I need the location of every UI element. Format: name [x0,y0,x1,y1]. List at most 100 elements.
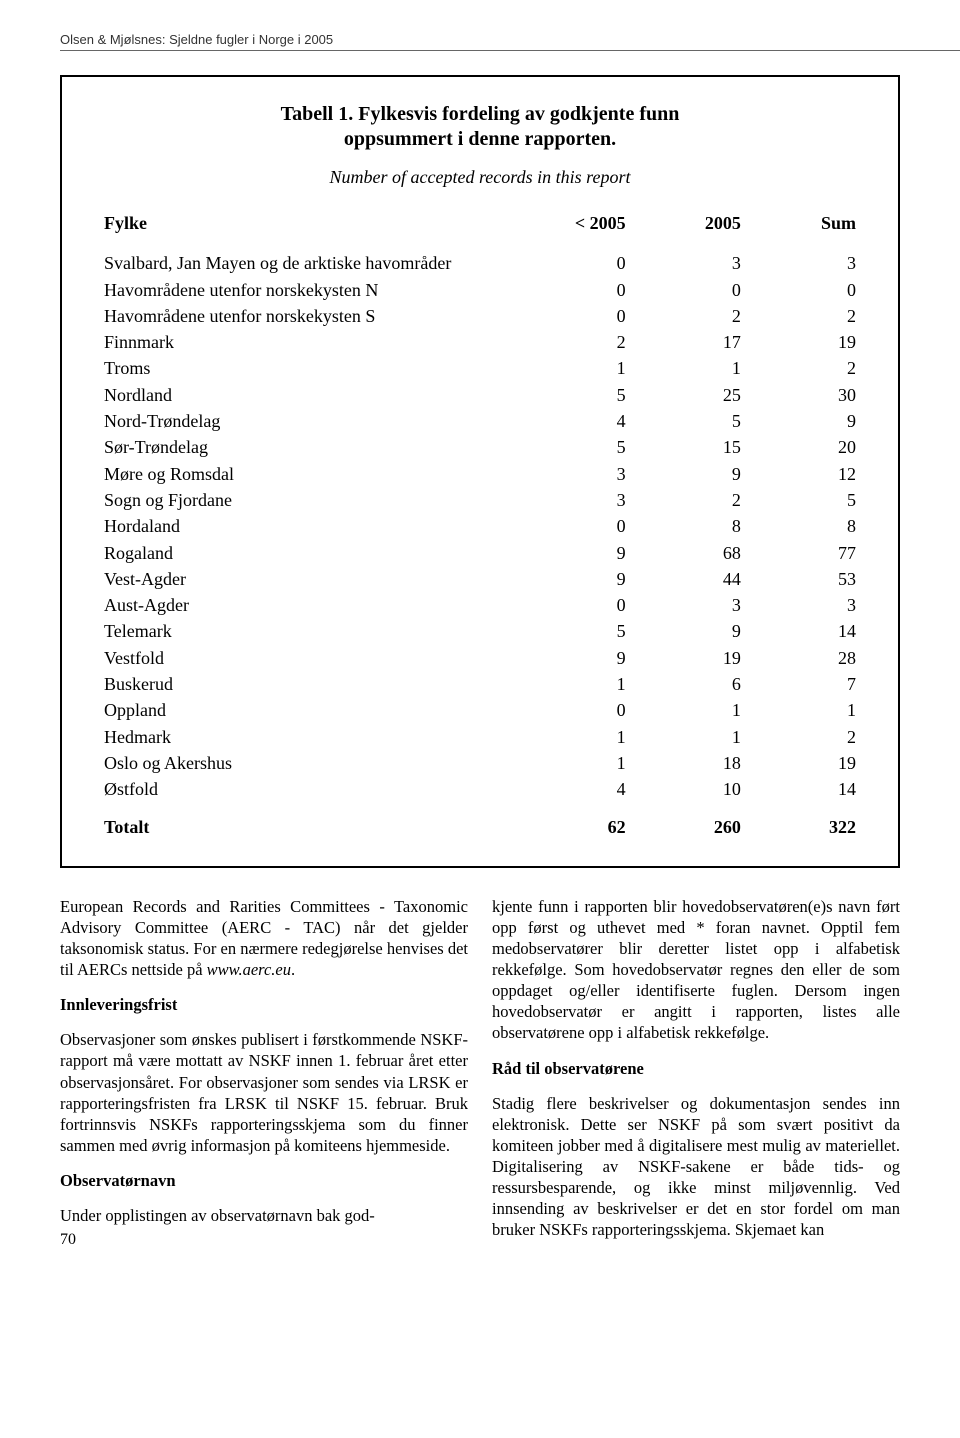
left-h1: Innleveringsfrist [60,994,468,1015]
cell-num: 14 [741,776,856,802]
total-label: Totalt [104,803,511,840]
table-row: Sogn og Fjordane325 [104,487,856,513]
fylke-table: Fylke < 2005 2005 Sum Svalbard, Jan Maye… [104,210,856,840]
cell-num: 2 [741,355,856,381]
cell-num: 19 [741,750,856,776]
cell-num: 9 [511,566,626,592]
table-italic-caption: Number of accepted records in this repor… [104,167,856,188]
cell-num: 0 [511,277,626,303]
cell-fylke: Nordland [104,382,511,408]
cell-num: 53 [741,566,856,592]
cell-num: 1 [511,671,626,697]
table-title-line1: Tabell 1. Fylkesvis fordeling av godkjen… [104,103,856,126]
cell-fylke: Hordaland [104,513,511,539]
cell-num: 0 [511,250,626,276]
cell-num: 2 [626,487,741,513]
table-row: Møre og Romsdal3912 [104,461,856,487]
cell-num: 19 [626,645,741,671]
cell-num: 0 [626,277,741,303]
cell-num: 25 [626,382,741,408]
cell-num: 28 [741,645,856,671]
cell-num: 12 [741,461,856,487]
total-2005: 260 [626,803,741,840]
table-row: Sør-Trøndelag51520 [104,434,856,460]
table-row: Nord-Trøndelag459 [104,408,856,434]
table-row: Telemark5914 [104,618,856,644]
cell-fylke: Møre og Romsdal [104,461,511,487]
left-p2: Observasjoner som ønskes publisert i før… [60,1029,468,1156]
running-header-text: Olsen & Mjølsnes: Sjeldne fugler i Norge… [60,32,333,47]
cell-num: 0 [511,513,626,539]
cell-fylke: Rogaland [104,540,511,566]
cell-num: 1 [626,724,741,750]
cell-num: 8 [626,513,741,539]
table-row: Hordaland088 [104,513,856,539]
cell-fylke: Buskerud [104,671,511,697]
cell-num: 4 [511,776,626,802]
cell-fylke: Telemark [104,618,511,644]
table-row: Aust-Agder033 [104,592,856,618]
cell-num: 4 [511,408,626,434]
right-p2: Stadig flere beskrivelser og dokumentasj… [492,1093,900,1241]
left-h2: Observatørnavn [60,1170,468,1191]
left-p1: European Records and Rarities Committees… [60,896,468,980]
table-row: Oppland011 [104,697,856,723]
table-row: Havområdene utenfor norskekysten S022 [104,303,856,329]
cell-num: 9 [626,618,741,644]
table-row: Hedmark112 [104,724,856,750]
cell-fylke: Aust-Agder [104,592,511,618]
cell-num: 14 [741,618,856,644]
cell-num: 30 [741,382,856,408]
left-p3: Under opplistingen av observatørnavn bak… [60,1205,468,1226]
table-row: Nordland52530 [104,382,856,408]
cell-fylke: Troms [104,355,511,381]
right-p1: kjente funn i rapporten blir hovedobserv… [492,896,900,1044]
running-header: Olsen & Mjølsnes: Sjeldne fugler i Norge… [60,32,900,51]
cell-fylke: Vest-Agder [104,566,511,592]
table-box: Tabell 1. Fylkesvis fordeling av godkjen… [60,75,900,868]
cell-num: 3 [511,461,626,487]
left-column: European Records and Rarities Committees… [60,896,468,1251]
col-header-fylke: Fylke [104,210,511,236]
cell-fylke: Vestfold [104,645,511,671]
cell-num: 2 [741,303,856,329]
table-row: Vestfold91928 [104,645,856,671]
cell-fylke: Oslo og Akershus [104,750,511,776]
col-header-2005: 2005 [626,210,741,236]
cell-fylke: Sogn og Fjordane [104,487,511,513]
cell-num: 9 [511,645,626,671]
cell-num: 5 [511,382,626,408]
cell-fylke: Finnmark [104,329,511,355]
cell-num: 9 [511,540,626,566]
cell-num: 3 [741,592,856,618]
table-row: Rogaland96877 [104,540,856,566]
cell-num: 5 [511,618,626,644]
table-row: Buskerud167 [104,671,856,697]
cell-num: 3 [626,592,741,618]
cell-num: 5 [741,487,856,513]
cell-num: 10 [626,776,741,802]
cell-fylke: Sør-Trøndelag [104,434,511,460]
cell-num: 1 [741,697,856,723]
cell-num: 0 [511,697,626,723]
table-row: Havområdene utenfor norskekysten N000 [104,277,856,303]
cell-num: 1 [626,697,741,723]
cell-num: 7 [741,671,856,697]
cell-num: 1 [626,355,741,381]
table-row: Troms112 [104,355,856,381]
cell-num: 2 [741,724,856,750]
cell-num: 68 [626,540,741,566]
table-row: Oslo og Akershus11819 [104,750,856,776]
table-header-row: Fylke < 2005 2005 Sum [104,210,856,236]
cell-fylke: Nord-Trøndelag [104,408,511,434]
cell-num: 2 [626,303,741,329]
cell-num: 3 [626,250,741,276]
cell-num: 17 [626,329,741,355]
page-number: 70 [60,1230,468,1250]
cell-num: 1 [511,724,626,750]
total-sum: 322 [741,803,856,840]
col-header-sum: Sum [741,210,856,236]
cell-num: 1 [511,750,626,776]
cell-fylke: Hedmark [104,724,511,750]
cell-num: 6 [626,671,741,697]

...

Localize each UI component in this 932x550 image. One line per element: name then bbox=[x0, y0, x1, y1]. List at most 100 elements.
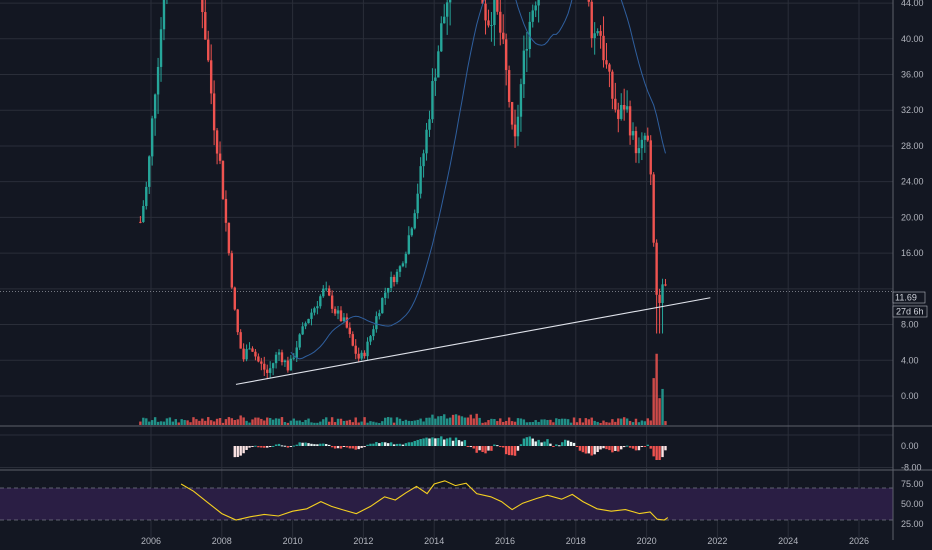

* [Your instructions] Begin at the entry line that contains "I need the location" and stop after the one that contains "fylke-table: Fylke <". Write those lines out as a numbered list, leaving out blank lines and any pictures.

* [Problem solution]
1. I need the location of every UI element. Format: name [x0,y0,x1,y1]. List at most 100 elements.
2. left-h1: Innleveringsfrist [60,994,468,1015]
3. cell-num: 14 [741,776,856,802]
4. total-label: Totalt [104,803,511,840]
5. table-row: Sogn og Fjordane325 [104,487,856,513]
6. fylke-table: Fylke < 2005 2005 Sum Svalbard, Jan Maye… [104,210,856,840]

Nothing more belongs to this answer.